[START OF DATA ROWS]
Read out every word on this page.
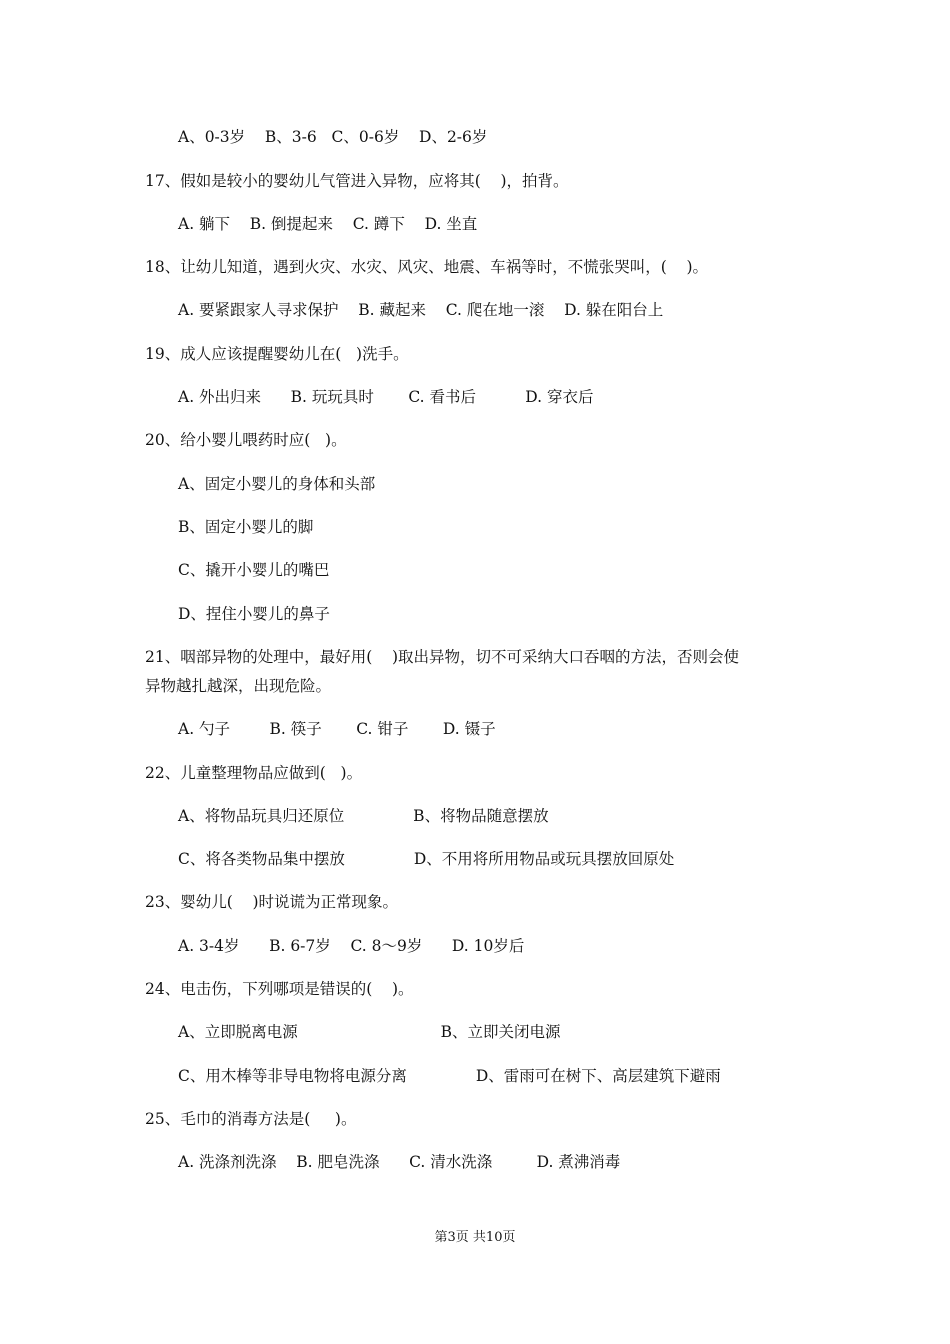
A、0-3岁    B、3-6   C、0-6岁    D、2-6岁
17、假如是较小的婴幼儿气管进入异物，应将其(    )，拍背。
A. 躺下    B. 倒提起来    C. 蹲下    D. 坐直
18、让幼儿知道，遇到火灾、水灾、风灾、地震、车祸等时，不慌张哭叫，(    )。
A. 要紧跟家人寻求保护    B. 藏起来    C. 爬在地一滚    D. 躲在阳台上
19、成人应该提醒婴幼儿在(   )洗手。
A. 外出归来      B. 玩玩具时       C. 看书后          D. 穿衣后
20、给小婴儿喂药时应(   )。
A、固定小婴儿的身体和头部
B、固定小婴儿的脚
C、撬开小婴儿的嘴巴
D、捏住小婴儿的鼻子
21、咽部异物的处理中，最好用(    )取出异物，切不可采纳大口吞咽的方法，否则会使
异物越扎越深，出现危险。
A. 勺子        B. 筷子       C. 钳子       D. 镊子
22、儿童整理物品应做到(   )。
A、将物品玩具归还原位              B、将物品随意摆放
C、将各类物品集中摆放              D、不用将所用物品或玩具摆放回原处
23、婴幼儿(    )时说谎为正常现象。
A. 3-4岁      B. 6-7岁    C. 8～9岁      D. 10岁后
24、电击伤，下列哪项是错误的(    )。
A、立即脱离电源                             B、立即关闭电源
C、用木棒等非导电物将电源分离              D、雷雨可在树下、高层建筑下避雨
25、毛巾的消毒方法是(     )。
A. 洗涤剂洗涤    B. 肥皂洗涤      C. 清水洗涤         D. 煮沸消毒
第3页 共10页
[END OF DATA ROWS]
EXERCISE AIM — Copy out the records above in full, exactly as written, but not the pictures.

FINISHED EXERCISE —
Read out every word on this page.
A、0-3岁    B、3-6   C、0-6岁    D、2-6岁
17、假如是较小的婴幼儿气管进入异物，应将其(    )，拍背。
A. 躺下    B. 倒提起来    C. 蹲下    D. 坐直
18、让幼儿知道，遇到火灾、水灾、风灾、地震、车祸等时，不慌张哭叫，(    )。
A. 要紧跟家人寻求保护    B. 藏起来    C. 爬在地一滚    D. 躲在阳台上
19、成人应该提醒婴幼儿在(   )洗手。
A. 外出归来      B. 玩玩具时       C. 看书后          D. 穿衣后
20、给小婴儿喂药时应(   )。
A、固定小婴儿的身体和头部
B、固定小婴儿的脚
C、撬开小婴儿的嘴巴
D、捏住小婴儿的鼻子
21、咽部异物的处理中，最好用(    )取出异物，切不可采纳大口吞咽的方法，否则会使
异物越扎越深，出现危险。
A. 勺子        B. 筷子       C. 钳子       D. 镊子
22、儿童整理物品应做到(   )。
A、将物品玩具归还原位              B、将物品随意摆放
C、将各类物品集中摆放              D、不用将所用物品或玩具摆放回原处
23、婴幼儿(    )时说谎为正常现象。
A. 3-4岁      B. 6-7岁    C. 8～9岁      D. 10岁后
24、电击伤，下列哪项是错误的(    )。
A、立即脱离电源                             B、立即关闭电源
C、用木棒等非导电物将电源分离              D、雷雨可在树下、高层建筑下避雨
25、毛巾的消毒方法是(     )。
A. 洗涤剂洗涤    B. 肥皂洗涤      C. 清水洗涤         D. 煮沸消毒
第3页 共10页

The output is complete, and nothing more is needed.